- [DIRECTIVE]: Pick out the lines below that contain the string "magic" and copy them all.
=====
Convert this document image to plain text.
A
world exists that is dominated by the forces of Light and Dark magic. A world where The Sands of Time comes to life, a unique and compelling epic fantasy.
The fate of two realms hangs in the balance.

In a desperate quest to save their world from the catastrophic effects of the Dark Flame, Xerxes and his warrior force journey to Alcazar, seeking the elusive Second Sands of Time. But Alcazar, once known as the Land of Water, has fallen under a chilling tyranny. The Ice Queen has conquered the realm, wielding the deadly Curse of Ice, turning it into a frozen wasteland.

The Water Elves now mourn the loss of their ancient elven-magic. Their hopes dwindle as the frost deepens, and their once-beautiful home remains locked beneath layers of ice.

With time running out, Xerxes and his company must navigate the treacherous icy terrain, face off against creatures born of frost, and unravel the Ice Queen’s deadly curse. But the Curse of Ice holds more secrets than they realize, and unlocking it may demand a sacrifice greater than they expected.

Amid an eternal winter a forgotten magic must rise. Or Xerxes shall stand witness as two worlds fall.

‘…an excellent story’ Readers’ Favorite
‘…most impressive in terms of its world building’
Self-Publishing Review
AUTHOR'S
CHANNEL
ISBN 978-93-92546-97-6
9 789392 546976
=====
- [FINISHED EXERCISE]:
world exists that is dominated by the forces of Light and Dark magic. A world where The Sands of Time comes to life, a unique and compelling epic fantasy.
The Water Elves now mourn the loss of their ancient elven-magic. Their hopes dwindle as the frost deepens, and their once-beautiful home remains locked beneath layers of ice.
Amid an eternal winter a forgotten magic must rise. Or Xerxes shall stand witness as two worlds fall.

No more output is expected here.